> **Exercise aim**:
Only the lines from the line holding "Serialize everything readable" to the last line should be output, each exactly as given.

> **Exercise data**:
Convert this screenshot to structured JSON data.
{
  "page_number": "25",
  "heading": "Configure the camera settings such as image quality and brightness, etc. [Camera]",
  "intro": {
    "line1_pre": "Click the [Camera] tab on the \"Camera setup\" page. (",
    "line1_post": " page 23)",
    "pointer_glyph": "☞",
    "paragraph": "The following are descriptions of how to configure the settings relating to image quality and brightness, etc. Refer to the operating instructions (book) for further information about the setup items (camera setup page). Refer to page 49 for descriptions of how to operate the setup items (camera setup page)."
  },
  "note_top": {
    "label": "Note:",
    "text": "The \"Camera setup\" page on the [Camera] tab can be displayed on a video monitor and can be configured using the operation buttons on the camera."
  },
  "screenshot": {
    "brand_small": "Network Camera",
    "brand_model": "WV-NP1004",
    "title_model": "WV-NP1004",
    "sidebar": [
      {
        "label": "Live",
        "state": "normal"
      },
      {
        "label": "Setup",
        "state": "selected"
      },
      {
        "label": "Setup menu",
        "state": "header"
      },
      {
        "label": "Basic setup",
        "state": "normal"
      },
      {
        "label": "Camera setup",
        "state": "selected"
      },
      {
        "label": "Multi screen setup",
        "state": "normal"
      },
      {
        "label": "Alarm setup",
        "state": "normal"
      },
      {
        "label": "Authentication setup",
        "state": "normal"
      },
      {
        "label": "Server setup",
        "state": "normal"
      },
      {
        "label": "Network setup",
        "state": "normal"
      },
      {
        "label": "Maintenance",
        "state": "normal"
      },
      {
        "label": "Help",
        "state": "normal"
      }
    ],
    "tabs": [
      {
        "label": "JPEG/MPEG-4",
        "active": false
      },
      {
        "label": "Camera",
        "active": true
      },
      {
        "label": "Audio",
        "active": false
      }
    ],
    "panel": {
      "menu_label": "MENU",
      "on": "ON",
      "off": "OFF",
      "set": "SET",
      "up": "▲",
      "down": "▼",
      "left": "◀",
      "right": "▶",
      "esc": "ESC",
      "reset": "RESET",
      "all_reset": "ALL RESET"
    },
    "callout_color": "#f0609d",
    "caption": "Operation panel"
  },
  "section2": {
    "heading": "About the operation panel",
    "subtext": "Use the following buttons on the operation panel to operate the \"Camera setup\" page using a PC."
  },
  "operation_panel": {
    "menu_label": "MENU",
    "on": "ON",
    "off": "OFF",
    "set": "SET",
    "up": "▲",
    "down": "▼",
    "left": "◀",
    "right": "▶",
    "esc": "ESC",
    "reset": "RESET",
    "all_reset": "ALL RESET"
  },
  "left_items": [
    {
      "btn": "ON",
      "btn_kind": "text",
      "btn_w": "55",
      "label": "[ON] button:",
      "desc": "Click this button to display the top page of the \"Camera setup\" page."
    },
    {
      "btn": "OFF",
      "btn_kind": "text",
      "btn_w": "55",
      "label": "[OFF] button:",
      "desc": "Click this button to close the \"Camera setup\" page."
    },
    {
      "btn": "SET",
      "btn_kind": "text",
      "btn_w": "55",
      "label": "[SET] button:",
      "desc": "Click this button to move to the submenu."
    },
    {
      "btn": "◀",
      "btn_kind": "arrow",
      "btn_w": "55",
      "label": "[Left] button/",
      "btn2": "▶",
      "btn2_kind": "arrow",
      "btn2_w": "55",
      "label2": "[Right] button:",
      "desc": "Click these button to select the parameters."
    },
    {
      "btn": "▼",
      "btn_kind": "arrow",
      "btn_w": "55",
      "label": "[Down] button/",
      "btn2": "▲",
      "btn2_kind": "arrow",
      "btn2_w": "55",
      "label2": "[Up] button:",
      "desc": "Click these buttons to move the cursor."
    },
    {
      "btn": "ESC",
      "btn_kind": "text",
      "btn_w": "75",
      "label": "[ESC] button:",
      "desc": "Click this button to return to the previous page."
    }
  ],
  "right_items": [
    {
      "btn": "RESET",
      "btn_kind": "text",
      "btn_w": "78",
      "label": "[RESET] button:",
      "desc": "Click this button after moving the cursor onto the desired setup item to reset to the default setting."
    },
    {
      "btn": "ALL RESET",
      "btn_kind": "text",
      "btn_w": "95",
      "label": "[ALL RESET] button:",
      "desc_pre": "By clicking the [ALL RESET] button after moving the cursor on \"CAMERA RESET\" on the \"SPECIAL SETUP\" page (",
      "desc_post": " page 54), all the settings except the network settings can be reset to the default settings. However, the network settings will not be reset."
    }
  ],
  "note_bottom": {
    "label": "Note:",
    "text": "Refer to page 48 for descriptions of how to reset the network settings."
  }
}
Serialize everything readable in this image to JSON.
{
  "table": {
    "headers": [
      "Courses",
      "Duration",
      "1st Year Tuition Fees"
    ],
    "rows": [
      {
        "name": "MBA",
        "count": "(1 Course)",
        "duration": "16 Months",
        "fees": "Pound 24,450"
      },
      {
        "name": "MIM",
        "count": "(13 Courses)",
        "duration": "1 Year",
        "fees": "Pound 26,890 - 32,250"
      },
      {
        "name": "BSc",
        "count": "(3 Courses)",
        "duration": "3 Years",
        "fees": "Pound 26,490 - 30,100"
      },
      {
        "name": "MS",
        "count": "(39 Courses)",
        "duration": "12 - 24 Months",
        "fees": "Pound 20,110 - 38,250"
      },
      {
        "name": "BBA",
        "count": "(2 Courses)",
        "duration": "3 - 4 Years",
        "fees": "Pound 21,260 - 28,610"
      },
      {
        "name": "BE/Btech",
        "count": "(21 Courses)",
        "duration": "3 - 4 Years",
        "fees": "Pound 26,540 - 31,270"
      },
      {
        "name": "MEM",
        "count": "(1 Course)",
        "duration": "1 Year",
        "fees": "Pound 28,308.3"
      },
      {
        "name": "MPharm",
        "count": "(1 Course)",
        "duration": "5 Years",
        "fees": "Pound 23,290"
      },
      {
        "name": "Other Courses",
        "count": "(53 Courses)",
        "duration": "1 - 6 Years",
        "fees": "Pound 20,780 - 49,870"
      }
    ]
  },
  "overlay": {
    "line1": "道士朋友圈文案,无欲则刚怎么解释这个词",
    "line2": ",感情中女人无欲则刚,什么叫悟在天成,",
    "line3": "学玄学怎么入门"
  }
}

> **Output below**:
Serialize everything readable in this image to JSON.
{
  "table": {
    "headers": [
      "Courses",
      "Duration",
      "1st Year Tuition Fees"
    ],
    "rows": [
      {
        "name": "MBA",
        "count": "(1 Course)",
        "duration": "16 Months",
        "fees": "Pound 24,450"
      },
      {
        "name": "MIM",
        "count": "(13 Courses)",
        "duration": "1 Year",
        "fees": "Pound 26,890 - 32,250"
      },
      {
        "name": "BSc",
        "count": "(3 Courses)",
        "duration": "3 Years",
        "fees": "Pound 26,490 - 30,100"
      },
      {
        "name": "MS",
        "count": "(39 Courses)",
        "duration": "12 - 24 Months",
        "fees": "Pound 20,110 - 38,250"
      },
      {
        "name": "BBA",
        "count": "(2 Courses)",
        "duration": "3 - 4 Years",
        "fees": "Pound 21,260 - 28,610"
      },
      {
        "name": "BE/Btech",
        "count": "(21 Courses)",
        "duration": "3 - 4 Years",
        "fees": "Pound 26,540 - 31,270"
      },
      {
        "name": "MEM",
        "count": "(1 Course)",
        "duration": "1 Year",
        "fees": "Pound 28,308.3"
      },
      {
        "name": "MPharm",
        "count": "(1 Course)",
        "duration": "5 Years",
        "fees": "Pound 23,290"
      },
      {
        "name": "Other Courses",
        "count": "(53 Courses)",
        "duration": "1 - 6 Years",
        "fees": "Pound 20,780 - 49,870"
      }
    ]
  },
  "overlay": {
    "line1": "道士朋友圈文案,无欲则刚怎么解释这个词",
    "line2": ",感情中女人无欲则刚,什么叫悟在天成,",
    "line3": "学玄学怎么入门"
  }
}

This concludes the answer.